## Goal of the exercise
Rename "bar-track" to "bar-lane" in the entries from the first line through the line holding "value-label: 1.52: [182, 278, 209, 294]", inclusive, and write those lines out again with nothing else changed.

(Element location listings)
==*==

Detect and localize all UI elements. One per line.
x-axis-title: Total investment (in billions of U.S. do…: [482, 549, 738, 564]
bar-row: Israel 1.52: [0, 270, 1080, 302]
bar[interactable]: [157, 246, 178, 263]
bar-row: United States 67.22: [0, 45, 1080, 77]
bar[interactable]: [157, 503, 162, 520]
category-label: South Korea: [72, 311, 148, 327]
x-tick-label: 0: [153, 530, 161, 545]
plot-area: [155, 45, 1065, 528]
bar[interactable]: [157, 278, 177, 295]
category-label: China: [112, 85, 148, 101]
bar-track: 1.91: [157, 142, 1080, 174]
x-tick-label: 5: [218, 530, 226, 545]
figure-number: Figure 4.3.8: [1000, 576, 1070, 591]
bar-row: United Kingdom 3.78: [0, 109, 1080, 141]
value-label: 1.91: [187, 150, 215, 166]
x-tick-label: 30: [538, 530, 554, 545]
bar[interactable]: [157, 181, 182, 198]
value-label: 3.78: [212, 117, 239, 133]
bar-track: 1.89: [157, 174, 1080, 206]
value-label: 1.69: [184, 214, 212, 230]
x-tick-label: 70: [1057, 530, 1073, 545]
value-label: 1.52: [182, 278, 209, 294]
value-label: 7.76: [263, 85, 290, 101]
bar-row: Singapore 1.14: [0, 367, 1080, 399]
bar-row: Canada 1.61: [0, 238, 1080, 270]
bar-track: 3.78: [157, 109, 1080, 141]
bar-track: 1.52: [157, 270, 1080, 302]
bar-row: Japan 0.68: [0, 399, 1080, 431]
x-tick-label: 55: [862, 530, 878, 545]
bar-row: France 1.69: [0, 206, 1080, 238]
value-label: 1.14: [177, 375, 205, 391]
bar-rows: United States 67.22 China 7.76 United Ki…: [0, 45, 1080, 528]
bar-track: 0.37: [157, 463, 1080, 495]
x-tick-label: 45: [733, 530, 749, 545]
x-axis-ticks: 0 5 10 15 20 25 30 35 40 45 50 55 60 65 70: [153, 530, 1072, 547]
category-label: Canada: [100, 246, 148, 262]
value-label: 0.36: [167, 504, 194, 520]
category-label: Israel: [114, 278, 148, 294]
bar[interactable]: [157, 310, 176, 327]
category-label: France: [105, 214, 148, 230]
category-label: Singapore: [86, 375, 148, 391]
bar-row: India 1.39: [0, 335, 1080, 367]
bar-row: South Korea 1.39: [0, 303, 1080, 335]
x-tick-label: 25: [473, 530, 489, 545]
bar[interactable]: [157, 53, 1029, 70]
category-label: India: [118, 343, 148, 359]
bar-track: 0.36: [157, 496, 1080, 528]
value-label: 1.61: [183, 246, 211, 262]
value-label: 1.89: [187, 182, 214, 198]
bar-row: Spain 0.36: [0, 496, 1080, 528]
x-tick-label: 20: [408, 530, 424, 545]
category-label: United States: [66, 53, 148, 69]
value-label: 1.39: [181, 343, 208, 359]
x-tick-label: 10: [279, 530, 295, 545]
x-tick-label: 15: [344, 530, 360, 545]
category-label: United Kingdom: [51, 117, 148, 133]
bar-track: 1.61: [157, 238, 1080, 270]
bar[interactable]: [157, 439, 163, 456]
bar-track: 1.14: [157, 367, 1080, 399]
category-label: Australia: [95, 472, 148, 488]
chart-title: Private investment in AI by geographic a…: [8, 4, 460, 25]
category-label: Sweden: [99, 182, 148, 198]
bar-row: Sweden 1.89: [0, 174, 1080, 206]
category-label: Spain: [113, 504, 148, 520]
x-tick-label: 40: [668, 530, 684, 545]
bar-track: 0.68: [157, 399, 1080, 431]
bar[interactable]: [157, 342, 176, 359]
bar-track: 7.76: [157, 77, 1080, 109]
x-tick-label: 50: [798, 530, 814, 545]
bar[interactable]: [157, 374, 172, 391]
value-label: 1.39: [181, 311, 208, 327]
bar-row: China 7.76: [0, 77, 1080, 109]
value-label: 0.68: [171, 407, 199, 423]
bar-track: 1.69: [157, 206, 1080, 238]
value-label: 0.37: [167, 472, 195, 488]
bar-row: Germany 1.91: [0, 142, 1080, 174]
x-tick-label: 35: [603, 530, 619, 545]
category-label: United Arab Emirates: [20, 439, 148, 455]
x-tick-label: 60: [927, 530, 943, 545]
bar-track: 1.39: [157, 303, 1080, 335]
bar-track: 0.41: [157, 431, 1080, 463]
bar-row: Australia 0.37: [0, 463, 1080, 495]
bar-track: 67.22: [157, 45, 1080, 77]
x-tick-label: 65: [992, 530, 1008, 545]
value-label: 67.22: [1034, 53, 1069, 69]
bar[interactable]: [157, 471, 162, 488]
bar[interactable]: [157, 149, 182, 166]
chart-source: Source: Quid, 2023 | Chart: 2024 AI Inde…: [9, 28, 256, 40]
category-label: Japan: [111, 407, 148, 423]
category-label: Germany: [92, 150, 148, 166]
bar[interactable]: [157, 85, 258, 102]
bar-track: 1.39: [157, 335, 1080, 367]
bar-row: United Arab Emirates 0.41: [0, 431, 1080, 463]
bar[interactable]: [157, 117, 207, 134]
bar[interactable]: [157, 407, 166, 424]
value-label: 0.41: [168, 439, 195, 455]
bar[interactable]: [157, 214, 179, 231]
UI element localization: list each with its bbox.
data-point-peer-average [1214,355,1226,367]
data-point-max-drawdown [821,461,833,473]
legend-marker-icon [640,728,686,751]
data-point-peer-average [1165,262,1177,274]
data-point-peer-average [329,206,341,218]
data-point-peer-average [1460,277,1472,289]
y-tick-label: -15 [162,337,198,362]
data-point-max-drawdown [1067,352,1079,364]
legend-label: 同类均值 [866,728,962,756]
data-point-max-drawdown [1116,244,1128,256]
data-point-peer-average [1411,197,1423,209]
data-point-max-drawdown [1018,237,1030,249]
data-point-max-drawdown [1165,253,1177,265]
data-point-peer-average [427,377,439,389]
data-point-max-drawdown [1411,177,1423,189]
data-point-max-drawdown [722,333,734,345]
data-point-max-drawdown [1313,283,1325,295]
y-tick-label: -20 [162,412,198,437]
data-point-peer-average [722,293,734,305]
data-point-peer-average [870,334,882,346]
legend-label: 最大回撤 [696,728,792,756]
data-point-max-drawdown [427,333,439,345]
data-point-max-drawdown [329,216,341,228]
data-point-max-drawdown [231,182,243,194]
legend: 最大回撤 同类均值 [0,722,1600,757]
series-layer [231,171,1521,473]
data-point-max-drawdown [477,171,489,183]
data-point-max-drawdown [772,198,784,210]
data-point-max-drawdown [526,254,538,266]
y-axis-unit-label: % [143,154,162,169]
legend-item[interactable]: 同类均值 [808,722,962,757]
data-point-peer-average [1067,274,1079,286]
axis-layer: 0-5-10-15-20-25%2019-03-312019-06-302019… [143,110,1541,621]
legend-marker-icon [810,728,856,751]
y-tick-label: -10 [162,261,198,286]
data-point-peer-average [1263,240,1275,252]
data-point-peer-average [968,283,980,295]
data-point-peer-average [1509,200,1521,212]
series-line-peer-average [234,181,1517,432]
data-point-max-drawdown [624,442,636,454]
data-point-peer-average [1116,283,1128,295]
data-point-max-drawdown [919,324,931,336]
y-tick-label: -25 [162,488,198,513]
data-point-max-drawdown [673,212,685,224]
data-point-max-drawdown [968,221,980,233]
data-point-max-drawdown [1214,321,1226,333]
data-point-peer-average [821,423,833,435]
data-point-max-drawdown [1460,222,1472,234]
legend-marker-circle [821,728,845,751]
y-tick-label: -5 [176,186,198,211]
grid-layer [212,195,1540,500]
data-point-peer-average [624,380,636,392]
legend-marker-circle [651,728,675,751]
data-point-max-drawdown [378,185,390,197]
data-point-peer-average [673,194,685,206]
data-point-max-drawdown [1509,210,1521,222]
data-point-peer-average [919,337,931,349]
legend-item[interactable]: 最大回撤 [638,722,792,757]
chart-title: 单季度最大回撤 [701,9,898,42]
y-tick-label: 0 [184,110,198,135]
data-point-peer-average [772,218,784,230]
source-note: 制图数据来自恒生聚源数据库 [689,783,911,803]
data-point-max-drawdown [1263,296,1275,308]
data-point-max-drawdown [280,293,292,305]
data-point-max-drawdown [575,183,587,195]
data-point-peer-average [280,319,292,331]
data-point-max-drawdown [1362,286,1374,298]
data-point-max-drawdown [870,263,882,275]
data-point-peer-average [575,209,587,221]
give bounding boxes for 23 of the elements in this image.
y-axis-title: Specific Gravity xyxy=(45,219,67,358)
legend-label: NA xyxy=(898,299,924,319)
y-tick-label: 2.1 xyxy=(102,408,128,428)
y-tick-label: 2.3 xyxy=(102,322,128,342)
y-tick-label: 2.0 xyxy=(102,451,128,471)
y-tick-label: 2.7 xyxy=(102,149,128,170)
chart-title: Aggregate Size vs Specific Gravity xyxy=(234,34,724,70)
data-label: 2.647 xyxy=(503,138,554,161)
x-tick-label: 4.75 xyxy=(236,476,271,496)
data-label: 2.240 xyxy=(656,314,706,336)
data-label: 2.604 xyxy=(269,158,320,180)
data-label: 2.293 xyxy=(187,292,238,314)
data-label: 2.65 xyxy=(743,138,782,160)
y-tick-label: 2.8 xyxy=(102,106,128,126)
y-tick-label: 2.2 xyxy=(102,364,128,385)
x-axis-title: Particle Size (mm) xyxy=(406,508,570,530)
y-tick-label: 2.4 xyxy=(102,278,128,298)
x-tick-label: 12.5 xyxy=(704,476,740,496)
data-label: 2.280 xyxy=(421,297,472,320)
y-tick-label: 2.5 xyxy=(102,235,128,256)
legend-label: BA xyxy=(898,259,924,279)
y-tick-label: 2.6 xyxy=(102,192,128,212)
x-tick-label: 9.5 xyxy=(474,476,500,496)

==*==

## Complete answer
Detect and localize all UI elements. One per line.
x-axis-title: Total investment (in billions of U.S. do…: [482, 549, 738, 564]
bar-row: Israel 1.52: [0, 270, 1080, 302]
bar[interactable]: [157, 246, 178, 263]
bar-row: United States 67.22: [0, 45, 1080, 77]
bar[interactable]: [157, 503, 162, 520]
category-label: South Korea: [72, 311, 148, 327]
x-tick-label: 0: [153, 530, 161, 545]
plot-area: [155, 45, 1065, 528]
bar[interactable]: [157, 278, 177, 295]
category-label: China: [112, 85, 148, 101]
bar-lane: 1.91: [157, 142, 1080, 174]
x-tick-label: 5: [218, 530, 226, 545]
figure-number: Figure 4.3.8: [1000, 576, 1070, 591]
bar-row: United Kingdom 3.78: [0, 109, 1080, 141]
value-label: 1.91: [187, 150, 215, 166]
x-tick-label: 30: [538, 530, 554, 545]
bar[interactable]: [157, 181, 182, 198]
value-label: 3.78: [212, 117, 239, 133]
bar-lane: 1.89: [157, 174, 1080, 206]
value-label: 1.69: [184, 214, 212, 230]
x-tick-label: 70: [1057, 530, 1073, 545]
value-label: 1.52: [182, 278, 209, 294]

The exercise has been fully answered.